▶ _Excerpted data_
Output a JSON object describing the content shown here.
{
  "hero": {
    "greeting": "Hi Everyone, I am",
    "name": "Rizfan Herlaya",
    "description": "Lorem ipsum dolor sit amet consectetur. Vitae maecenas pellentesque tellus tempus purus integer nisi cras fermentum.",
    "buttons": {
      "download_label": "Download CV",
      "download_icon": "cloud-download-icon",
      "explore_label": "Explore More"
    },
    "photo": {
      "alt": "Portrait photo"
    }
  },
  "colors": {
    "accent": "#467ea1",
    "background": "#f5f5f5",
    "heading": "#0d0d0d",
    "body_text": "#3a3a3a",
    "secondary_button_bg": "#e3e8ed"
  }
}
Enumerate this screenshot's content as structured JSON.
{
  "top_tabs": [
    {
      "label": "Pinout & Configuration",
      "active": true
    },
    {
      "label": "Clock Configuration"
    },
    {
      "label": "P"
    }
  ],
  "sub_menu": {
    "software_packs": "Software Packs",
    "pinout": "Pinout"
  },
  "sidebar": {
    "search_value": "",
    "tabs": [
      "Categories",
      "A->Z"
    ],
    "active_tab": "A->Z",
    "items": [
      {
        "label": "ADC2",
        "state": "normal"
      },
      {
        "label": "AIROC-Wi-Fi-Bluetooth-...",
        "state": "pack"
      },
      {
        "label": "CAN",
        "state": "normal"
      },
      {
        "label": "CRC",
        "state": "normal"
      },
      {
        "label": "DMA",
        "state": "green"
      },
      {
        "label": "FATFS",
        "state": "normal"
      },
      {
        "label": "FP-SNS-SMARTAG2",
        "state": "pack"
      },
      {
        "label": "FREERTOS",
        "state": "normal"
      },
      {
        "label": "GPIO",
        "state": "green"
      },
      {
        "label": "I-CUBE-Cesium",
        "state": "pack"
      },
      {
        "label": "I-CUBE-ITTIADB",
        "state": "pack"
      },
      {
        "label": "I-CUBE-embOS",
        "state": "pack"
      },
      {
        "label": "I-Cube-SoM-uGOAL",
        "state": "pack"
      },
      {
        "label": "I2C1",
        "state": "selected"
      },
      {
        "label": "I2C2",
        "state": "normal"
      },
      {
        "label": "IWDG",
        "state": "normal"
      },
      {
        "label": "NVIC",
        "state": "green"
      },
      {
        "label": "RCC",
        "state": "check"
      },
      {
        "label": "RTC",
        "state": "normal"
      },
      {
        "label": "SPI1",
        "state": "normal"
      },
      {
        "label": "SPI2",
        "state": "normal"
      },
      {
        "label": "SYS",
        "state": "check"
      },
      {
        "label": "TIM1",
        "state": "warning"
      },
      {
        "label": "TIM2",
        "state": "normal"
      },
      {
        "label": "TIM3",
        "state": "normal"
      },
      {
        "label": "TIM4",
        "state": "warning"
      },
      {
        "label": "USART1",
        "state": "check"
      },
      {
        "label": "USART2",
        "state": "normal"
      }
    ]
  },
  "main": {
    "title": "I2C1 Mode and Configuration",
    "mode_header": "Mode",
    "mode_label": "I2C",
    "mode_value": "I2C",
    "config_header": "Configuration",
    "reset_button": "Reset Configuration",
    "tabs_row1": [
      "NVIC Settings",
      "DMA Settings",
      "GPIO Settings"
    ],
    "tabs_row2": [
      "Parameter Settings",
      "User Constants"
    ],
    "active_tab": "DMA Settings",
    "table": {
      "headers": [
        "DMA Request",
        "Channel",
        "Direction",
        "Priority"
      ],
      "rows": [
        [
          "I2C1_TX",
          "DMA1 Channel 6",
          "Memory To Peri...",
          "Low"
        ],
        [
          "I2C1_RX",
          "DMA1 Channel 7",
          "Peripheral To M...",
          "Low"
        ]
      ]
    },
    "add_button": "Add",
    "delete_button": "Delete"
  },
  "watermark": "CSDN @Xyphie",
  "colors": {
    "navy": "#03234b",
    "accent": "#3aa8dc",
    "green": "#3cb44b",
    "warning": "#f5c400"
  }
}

▶ _What the task asks_
Write down only the number of lines that contain the string "Pinout" in the listing.

▶ _Reply to the exercise_
2